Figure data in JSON
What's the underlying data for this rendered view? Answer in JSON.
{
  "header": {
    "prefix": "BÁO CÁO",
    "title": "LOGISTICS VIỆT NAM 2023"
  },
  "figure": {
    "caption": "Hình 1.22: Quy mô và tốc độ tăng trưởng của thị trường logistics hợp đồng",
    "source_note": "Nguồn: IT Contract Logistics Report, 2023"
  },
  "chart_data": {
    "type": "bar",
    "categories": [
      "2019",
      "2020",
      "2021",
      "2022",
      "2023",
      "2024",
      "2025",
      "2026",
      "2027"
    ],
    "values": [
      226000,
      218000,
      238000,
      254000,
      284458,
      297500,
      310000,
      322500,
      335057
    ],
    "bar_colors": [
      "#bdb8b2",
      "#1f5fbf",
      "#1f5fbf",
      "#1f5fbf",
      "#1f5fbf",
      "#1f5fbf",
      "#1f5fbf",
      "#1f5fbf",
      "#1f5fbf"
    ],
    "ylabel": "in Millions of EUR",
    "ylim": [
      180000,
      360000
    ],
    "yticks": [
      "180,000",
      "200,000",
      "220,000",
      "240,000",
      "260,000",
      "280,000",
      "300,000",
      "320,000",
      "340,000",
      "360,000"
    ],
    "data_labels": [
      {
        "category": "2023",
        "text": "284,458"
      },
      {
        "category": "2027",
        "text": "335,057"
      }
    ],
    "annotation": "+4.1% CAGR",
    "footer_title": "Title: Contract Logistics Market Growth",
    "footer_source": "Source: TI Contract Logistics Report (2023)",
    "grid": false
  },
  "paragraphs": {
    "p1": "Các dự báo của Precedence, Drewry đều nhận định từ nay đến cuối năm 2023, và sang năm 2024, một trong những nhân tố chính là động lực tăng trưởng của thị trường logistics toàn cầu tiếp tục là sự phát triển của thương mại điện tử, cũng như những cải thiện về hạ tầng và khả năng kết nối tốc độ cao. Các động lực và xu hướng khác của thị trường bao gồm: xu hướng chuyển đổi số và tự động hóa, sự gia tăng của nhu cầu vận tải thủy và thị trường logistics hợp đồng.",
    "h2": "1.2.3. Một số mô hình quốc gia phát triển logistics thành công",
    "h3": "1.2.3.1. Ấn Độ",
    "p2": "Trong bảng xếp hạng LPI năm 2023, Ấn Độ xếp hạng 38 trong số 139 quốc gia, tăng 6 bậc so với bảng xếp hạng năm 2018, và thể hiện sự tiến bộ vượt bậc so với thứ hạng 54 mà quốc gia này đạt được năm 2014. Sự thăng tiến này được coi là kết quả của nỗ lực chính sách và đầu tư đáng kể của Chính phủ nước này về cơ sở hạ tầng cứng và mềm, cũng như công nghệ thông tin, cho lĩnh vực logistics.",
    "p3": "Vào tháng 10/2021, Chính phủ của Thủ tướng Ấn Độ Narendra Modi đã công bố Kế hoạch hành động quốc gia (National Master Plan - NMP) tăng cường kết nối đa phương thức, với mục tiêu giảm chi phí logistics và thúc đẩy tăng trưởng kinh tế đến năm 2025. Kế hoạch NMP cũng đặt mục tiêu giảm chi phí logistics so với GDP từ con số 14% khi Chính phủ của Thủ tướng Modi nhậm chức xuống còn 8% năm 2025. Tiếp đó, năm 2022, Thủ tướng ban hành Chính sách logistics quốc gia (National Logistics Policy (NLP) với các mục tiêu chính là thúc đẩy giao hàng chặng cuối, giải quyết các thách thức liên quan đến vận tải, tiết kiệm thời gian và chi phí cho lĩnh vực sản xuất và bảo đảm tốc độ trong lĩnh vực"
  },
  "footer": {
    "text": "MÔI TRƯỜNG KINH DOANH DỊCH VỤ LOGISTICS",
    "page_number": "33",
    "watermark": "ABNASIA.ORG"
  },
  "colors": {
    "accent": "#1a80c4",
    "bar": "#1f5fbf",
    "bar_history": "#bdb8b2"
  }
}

**Task:** Please reproduce the entire listing, exactly as shown.

**Full response:**
What's the underlying data for this rendered view? Answer in JSON.
{
  "header": {
    "prefix": "BÁO CÁO",
    "title": "LOGISTICS VIỆT NAM 2023"
  },
  "figure": {
    "caption": "Hình 1.22: Quy mô và tốc độ tăng trưởng của thị trường logistics hợp đồng",
    "source_note": "Nguồn: IT Contract Logistics Report, 2023"
  },
  "chart_data": {
    "type": "bar",
    "categories": [
      "2019",
      "2020",
      "2021",
      "2022",
      "2023",
      "2024",
      "2025",
      "2026",
      "2027"
    ],
    "values": [
      226000,
      218000,
      238000,
      254000,
      284458,
      297500,
      310000,
      322500,
      335057
    ],
    "bar_colors": [
      "#bdb8b2",
      "#1f5fbf",
      "#1f5fbf",
      "#1f5fbf",
      "#1f5fbf",
      "#1f5fbf",
      "#1f5fbf",
      "#1f5fbf",
      "#1f5fbf"
    ],
    "ylabel": "in Millions of EUR",
    "ylim": [
      180000,
      360000
    ],
    "yticks": [
      "180,000",
      "200,000",
      "220,000",
      "240,000",
      "260,000",
      "280,000",
      "300,000",
      "320,000",
      "340,000",
      "360,000"
    ],
    "data_labels": [
      {
        "category": "2023",
        "text": "284,458"
      },
      {
        "category": "2027",
        "text": "335,057"
      }
    ],
    "annotation": "+4.1% CAGR",
    "footer_title": "Title: Contract Logistics Market Growth",
    "footer_source": "Source: TI Contract Logistics Report (2023)",
    "grid": false
  },
  "paragraphs": {
    "p1": "Các dự báo của Precedence, Drewry đều nhận định từ nay đến cuối năm 2023, và sang năm 2024, một trong những nhân tố chính là động lực tăng trưởng của thị trường logistics toàn cầu tiếp tục là sự phát triển của thương mại điện tử, cũng như những cải thiện về hạ tầng và khả năng kết nối tốc độ cao. Các động lực và xu hướng khác của thị trường bao gồm: xu hướng chuyển đổi số và tự động hóa, sự gia tăng của nhu cầu vận tải thủy và thị trường logistics hợp đồng.",
    "h2": "1.2.3. Một số mô hình quốc gia phát triển logistics thành công",
    "h3": "1.2.3.1. Ấn Độ",
    "p2": "Trong bảng xếp hạng LPI năm 2023, Ấn Độ xếp hạng 38 trong số 139 quốc gia, tăng 6 bậc so với bảng xếp hạng năm 2018, và thể hiện sự tiến bộ vượt bậc so với thứ hạng 54 mà quốc gia này đạt được năm 2014. Sự thăng tiến này được coi là kết quả của nỗ lực chính sách và đầu tư đáng kể của Chính phủ nước này về cơ sở hạ tầng cứng và mềm, cũng như công nghệ thông tin, cho lĩnh vực logistics.",
    "p3": "Vào tháng 10/2021, Chính phủ của Thủ tướng Ấn Độ Narendra Modi đã công bố Kế hoạch hành động quốc gia (National Master Plan - NMP) tăng cường kết nối đa phương thức, với mục tiêu giảm chi phí logistics và thúc đẩy tăng trưởng kinh tế đến năm 2025. Kế hoạch NMP cũng đặt mục tiêu giảm chi phí logistics so với GDP từ con số 14% khi Chính phủ của Thủ tướng Modi nhậm chức xuống còn 8% năm 2025. Tiếp đó, năm 2022, Thủ tướng ban hành Chính sách logistics quốc gia (National Logistics Policy (NLP) với các mục tiêu chính là thúc đẩy giao hàng chặng cuối, giải quyết các thách thức liên quan đến vận tải, tiết kiệm thời gian và chi phí cho lĩnh vực sản xuất và bảo đảm tốc độ trong lĩnh vực"
  },
  "footer": {
    "text": "MÔI TRƯỜNG KINH DOANH DỊCH VỤ LOGISTICS",
    "page_number": "33",
    "watermark": "ABNASIA.ORG"
  },
  "colors": {
    "accent": "#1a80c4",
    "bar": "#1f5fbf",
    "bar_history": "#bdb8b2"
  }
}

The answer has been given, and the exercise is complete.